▶ [What you will do]:
Identify the lines that include the word "name", then copy all of them.

▶ [Stored records]:
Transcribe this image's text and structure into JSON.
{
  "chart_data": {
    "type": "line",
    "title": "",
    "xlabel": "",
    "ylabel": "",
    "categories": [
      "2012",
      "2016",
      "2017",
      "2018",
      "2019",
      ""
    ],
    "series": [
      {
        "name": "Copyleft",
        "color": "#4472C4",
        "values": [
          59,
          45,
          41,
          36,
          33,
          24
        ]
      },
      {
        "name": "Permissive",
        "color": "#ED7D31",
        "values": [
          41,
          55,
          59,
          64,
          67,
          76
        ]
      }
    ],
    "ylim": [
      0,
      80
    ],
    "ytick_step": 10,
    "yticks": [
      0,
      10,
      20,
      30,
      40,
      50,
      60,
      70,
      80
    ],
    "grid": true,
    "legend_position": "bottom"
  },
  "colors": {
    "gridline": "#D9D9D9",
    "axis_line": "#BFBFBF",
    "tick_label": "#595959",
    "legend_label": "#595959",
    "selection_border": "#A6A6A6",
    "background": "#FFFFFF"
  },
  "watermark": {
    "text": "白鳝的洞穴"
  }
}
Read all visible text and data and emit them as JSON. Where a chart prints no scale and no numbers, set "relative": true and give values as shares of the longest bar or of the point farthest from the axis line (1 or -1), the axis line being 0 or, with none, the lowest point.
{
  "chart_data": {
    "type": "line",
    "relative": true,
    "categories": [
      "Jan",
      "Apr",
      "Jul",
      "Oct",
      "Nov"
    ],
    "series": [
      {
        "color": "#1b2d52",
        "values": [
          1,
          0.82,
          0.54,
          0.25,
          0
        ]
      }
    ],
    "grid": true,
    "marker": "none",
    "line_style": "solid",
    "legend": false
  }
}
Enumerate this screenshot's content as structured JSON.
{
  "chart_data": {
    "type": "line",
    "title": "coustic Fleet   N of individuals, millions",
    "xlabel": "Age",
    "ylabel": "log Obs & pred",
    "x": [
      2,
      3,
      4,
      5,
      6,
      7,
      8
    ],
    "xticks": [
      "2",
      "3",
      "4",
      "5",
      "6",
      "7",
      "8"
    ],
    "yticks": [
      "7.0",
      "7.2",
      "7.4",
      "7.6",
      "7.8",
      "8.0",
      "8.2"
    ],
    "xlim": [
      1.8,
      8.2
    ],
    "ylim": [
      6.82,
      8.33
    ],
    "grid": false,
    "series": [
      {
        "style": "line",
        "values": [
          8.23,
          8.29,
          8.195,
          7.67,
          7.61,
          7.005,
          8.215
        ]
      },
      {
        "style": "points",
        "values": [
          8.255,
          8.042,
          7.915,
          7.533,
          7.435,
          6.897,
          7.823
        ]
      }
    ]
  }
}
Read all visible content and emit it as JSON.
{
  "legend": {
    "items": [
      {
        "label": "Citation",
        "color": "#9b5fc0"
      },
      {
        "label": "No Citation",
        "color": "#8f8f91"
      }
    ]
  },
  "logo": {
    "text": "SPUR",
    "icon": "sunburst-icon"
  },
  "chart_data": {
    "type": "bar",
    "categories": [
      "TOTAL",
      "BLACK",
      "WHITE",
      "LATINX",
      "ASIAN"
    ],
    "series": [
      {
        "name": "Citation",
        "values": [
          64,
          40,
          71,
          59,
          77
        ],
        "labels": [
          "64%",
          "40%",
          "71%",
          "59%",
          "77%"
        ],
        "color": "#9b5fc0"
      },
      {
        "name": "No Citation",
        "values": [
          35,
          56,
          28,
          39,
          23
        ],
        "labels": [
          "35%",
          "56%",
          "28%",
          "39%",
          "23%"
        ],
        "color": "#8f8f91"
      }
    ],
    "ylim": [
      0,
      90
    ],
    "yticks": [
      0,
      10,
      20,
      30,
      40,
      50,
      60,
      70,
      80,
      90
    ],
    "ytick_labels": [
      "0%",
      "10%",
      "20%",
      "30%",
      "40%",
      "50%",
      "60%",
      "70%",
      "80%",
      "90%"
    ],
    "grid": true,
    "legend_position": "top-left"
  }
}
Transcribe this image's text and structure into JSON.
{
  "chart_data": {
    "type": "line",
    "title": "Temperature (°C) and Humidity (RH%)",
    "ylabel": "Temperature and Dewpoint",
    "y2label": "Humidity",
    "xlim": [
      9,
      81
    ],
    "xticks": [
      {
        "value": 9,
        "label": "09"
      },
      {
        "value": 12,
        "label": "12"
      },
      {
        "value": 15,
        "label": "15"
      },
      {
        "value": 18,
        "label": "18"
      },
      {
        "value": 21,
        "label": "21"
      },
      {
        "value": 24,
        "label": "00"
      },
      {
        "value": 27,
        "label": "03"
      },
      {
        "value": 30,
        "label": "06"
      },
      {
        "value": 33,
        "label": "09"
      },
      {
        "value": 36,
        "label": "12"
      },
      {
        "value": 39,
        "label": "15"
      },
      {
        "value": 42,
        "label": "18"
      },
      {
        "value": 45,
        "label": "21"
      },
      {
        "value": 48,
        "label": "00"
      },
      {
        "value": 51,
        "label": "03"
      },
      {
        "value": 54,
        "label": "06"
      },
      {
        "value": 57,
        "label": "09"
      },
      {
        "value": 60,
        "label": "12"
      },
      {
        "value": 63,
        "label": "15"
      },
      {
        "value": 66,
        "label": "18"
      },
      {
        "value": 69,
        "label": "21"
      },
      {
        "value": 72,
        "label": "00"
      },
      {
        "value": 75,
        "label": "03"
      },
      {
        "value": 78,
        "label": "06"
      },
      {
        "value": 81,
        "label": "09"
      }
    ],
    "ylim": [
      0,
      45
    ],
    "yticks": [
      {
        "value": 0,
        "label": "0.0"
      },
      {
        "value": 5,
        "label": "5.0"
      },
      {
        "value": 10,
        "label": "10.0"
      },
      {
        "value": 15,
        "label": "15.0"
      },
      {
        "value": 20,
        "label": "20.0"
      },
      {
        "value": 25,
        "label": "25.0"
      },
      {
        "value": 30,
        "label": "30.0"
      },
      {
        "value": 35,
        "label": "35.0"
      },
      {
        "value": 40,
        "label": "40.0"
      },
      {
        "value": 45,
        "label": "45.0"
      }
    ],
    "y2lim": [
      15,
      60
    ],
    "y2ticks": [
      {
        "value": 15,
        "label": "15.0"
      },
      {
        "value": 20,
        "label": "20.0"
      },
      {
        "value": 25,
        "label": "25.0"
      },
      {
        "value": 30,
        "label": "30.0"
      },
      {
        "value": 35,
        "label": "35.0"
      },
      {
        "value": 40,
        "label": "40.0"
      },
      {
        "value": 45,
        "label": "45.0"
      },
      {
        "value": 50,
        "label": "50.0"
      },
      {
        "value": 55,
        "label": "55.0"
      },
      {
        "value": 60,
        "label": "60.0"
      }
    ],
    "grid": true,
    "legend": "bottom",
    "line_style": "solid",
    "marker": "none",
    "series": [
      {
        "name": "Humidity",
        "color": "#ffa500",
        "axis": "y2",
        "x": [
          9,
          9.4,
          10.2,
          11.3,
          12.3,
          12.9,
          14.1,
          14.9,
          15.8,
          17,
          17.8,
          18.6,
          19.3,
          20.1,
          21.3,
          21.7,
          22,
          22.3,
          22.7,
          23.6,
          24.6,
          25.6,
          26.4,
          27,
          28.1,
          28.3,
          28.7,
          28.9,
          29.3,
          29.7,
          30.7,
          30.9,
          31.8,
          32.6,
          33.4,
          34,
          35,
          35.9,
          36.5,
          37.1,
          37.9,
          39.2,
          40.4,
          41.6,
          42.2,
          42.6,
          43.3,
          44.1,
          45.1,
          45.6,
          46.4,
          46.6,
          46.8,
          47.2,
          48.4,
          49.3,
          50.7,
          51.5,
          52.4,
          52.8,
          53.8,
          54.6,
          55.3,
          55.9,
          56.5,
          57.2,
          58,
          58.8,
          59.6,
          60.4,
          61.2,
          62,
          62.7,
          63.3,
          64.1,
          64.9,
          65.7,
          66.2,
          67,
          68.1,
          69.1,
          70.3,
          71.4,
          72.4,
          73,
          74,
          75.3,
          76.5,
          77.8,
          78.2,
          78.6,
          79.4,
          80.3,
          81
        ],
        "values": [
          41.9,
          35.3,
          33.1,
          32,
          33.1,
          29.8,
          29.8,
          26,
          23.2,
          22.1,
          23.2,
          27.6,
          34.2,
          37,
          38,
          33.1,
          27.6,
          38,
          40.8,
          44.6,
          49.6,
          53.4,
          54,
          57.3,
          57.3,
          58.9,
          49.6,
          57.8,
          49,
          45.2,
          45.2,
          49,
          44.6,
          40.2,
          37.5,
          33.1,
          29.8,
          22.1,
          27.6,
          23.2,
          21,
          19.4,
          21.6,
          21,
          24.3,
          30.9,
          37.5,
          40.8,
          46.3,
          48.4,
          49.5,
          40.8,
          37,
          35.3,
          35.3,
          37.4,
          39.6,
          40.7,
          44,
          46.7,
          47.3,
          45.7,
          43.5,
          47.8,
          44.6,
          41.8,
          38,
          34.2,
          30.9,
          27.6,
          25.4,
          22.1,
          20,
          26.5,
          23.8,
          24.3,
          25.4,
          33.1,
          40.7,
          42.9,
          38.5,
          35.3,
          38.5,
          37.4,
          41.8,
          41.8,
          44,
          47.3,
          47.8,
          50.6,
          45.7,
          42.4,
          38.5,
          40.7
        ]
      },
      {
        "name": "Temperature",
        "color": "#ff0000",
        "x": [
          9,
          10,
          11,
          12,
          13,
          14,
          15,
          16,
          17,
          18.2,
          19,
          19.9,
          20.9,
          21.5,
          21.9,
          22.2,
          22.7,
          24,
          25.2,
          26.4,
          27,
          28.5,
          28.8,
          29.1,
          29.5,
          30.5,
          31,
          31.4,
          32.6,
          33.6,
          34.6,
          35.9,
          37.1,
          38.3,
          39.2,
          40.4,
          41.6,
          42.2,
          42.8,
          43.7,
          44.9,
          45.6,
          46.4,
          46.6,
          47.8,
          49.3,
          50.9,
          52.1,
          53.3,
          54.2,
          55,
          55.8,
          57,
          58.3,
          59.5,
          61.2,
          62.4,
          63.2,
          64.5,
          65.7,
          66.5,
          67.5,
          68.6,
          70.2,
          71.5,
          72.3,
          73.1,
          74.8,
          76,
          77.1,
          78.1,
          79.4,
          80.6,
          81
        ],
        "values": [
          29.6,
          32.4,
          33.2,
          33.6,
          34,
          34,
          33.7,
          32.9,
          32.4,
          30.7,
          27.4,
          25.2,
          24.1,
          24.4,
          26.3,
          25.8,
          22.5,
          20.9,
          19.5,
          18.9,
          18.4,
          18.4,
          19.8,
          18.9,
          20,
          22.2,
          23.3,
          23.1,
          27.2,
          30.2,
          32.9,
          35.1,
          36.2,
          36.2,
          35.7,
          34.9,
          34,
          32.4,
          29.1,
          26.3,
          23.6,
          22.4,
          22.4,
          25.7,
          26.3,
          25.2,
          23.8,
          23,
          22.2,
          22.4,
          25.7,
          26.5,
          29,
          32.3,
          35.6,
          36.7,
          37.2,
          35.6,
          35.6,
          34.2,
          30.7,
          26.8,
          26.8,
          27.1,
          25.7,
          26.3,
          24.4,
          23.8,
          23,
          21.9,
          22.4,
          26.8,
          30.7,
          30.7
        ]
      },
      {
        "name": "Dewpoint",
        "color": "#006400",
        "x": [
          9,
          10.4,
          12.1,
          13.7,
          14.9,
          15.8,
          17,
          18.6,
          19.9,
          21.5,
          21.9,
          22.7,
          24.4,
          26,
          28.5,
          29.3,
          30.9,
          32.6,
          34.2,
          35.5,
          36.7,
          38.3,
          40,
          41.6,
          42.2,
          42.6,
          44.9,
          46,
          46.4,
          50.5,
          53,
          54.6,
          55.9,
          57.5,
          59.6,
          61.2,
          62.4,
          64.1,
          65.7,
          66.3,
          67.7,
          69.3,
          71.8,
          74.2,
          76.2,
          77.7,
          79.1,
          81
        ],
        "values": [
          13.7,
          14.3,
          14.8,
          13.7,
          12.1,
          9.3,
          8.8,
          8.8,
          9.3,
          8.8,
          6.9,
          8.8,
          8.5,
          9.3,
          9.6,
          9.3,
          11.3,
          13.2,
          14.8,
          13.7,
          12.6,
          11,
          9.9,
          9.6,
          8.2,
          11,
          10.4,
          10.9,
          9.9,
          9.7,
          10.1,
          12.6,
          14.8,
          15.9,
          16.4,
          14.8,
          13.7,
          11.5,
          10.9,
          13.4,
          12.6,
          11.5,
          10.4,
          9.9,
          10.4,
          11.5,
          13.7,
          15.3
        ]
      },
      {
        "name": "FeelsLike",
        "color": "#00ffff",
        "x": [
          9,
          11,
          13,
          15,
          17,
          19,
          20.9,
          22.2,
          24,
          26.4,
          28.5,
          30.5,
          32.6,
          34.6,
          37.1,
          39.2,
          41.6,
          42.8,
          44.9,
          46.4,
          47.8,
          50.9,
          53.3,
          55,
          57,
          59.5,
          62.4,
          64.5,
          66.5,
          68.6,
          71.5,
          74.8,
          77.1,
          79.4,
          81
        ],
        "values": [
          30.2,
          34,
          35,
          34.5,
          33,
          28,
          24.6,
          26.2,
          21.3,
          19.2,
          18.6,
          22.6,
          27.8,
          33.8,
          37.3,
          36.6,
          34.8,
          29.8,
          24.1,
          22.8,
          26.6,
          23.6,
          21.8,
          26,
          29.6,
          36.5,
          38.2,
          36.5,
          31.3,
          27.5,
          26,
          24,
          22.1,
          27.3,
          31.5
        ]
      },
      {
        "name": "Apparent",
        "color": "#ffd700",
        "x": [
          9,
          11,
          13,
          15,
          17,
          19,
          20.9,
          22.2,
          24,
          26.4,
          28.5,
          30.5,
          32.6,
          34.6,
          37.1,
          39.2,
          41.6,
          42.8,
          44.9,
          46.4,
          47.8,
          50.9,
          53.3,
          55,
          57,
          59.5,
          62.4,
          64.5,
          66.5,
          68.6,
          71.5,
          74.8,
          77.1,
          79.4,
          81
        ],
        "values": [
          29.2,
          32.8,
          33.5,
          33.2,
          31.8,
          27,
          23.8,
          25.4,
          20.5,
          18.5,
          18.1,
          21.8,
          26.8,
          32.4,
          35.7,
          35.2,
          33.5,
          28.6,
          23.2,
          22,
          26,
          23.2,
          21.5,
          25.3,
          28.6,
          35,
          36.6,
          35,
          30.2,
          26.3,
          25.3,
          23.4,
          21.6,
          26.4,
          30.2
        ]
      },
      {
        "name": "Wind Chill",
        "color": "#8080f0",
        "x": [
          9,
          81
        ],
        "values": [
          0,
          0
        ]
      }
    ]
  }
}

▶ [Full answer]:
        "name": "Copyleft",
        "name": "Permissive",
        "name": "Citation",
        "name": "No Citation",
        "name": "Humidity",
        "name": "Temperature",
        "name": "Dewpoint",
        "name": "FeelsLike",
        "name": "Apparent",
        "name": "Wind Chill",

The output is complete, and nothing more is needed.